** GOAL **
Can you retype every record below exactly as written?

** DATA PROVIDED **
** START **

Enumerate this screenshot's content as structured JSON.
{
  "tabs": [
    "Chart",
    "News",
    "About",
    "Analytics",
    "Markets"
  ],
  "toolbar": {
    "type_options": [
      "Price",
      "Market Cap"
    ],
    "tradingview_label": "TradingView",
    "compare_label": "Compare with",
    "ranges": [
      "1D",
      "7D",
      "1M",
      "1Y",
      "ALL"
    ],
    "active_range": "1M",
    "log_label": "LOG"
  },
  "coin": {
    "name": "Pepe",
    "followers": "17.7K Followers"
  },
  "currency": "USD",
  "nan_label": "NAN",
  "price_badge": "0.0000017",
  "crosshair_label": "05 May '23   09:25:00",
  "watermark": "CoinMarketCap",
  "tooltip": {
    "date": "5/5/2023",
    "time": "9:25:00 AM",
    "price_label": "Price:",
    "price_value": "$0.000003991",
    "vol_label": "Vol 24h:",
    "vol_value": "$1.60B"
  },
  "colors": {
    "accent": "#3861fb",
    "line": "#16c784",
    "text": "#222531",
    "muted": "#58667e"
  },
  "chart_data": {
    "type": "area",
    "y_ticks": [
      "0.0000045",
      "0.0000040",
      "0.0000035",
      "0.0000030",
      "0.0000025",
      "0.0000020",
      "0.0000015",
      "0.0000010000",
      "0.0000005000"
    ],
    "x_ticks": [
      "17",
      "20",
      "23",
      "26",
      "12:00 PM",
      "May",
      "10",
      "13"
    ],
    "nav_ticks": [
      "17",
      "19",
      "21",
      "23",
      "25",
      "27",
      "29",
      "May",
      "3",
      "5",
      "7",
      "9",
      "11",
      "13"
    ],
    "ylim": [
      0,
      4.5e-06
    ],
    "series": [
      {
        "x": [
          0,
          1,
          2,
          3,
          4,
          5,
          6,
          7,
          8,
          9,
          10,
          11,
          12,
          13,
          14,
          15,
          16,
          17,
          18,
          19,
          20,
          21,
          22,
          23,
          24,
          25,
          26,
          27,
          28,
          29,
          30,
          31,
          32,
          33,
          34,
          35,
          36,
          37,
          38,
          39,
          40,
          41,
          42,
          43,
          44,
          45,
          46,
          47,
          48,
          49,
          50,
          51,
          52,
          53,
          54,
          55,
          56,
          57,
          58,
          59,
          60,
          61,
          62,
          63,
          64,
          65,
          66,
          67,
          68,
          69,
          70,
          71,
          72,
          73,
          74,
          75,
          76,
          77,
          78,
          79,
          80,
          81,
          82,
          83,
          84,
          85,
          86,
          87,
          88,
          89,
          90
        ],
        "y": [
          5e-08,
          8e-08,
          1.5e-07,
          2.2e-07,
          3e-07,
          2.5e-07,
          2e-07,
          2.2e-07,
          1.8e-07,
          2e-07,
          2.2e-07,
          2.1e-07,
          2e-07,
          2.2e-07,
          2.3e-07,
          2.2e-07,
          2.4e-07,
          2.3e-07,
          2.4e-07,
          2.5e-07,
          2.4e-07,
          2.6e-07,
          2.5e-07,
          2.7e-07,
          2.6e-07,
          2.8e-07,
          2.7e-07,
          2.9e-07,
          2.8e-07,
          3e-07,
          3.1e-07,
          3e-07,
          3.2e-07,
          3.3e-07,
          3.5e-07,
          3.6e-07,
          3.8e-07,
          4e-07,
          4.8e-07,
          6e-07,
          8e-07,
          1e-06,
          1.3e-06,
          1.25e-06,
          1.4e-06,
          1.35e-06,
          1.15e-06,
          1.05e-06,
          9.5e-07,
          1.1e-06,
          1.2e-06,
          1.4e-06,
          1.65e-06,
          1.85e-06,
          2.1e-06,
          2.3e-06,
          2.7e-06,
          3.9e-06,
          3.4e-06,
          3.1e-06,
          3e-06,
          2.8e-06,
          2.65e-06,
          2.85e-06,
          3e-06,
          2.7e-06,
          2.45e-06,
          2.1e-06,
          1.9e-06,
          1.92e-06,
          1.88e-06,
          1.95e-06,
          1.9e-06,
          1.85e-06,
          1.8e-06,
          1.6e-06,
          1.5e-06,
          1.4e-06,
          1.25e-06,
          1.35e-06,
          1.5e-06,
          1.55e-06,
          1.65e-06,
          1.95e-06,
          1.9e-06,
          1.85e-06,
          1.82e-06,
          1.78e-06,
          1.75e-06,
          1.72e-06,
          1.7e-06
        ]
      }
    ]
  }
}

** END **

** OUTPUT BELOW **
Enumerate this screenshot's content as structured JSON.
{
  "tabs": [
    "Chart",
    "News",
    "About",
    "Analytics",
    "Markets"
  ],
  "toolbar": {
    "type_options": [
      "Price",
      "Market Cap"
    ],
    "tradingview_label": "TradingView",
    "compare_label": "Compare with",
    "ranges": [
      "1D",
      "7D",
      "1M",
      "1Y",
      "ALL"
    ],
    "active_range": "1M",
    "log_label": "LOG"
  },
  "coin": {
    "name": "Pepe",
    "followers": "17.7K Followers"
  },
  "currency": "USD",
  "nan_label": "NAN",
  "price_badge": "0.0000017",
  "crosshair_label": "05 May '23   09:25:00",
  "watermark": "CoinMarketCap",
  "tooltip": {
    "date": "5/5/2023",
    "time": "9:25:00 AM",
    "price_label": "Price:",
    "price_value": "$0.000003991",
    "vol_label": "Vol 24h:",
    "vol_value": "$1.60B"
  },
  "colors": {
    "accent": "#3861fb",
    "line": "#16c784",
    "text": "#222531",
    "muted": "#58667e"
  },
  "chart_data": {
    "type": "area",
    "y_ticks": [
      "0.0000045",
      "0.0000040",
      "0.0000035",
      "0.0000030",
      "0.0000025",
      "0.0000020",
      "0.0000015",
      "0.0000010000",
      "0.0000005000"
    ],
    "x_ticks": [
      "17",
      "20",
      "23",
      "26",
      "12:00 PM",
      "May",
      "10",
      "13"
    ],
    "nav_ticks": [
      "17",
      "19",
      "21",
      "23",
      "25",
      "27",
      "29",
      "May",
      "3",
      "5",
      "7",
      "9",
      "11",
      "13"
    ],
    "ylim": [
      0,
      4.5e-06
    ],
    "series": [
      {
        "x": [
          0,
          1,
          2,
          3,
          4,
          5,
          6,
          7,
          8,
          9,
          10,
          11,
          12,
          13,
          14,
          15,
          16,
          17,
          18,
          19,
          20,
          21,
          22,
          23,
          24,
          25,
          26,
          27,
          28,
          29,
          30,
          31,
          32,
          33,
          34,
          35,
          36,
          37,
          38,
          39,
          40,
          41,
          42,
          43,
          44,
          45,
          46,
          47,
          48,
          49,
          50,
          51,
          52,
          53,
          54,
          55,
          56,
          57,
          58,
          59,
          60,
          61,
          62,
          63,
          64,
          65,
          66,
          67,
          68,
          69,
          70,
          71,
          72,
          73,
          74,
          75,
          76,
          77,
          78,
          79,
          80,
          81,
          82,
          83,
          84,
          85,
          86,
          87,
          88,
          89,
          90
        ],
        "y": [
          5e-08,
          8e-08,
          1.5e-07,
          2.2e-07,
          3e-07,
          2.5e-07,
          2e-07,
          2.2e-07,
          1.8e-07,
          2e-07,
          2.2e-07,
          2.1e-07,
          2e-07,
          2.2e-07,
          2.3e-07,
          2.2e-07,
          2.4e-07,
          2.3e-07,
          2.4e-07,
          2.5e-07,
          2.4e-07,
          2.6e-07,
          2.5e-07,
          2.7e-07,
          2.6e-07,
          2.8e-07,
          2.7e-07,
          2.9e-07,
          2.8e-07,
          3e-07,
          3.1e-07,
          3e-07,
          3.2e-07,
          3.3e-07,
          3.5e-07,
          3.6e-07,
          3.8e-07,
          4e-07,
          4.8e-07,
          6e-07,
          8e-07,
          1e-06,
          1.3e-06,
          1.25e-06,
          1.4e-06,
          1.35e-06,
          1.15e-06,
          1.05e-06,
          9.5e-07,
          1.1e-06,
          1.2e-06,
          1.4e-06,
          1.65e-06,
          1.85e-06,
          2.1e-06,
          2.3e-06,
          2.7e-06,
          3.9e-06,
          3.4e-06,
          3.1e-06,
          3e-06,
          2.8e-06,
          2.65e-06,
          2.85e-06,
          3e-06,
          2.7e-06,
          2.45e-06,
          2.1e-06,
          1.9e-06,
          1.92e-06,
          1.88e-06,
          1.95e-06,
          1.9e-06,
          1.85e-06,
          1.8e-06,
          1.6e-06,
          1.5e-06,
          1.4e-06,
          1.25e-06,
          1.35e-06,
          1.5e-06,
          1.55e-06,
          1.65e-06,
          1.95e-06,
          1.9e-06,
          1.85e-06,
          1.82e-06,
          1.78e-06,
          1.75e-06,
          1.72e-06,
          1.7e-06
        ]
      }
    ]
  }
}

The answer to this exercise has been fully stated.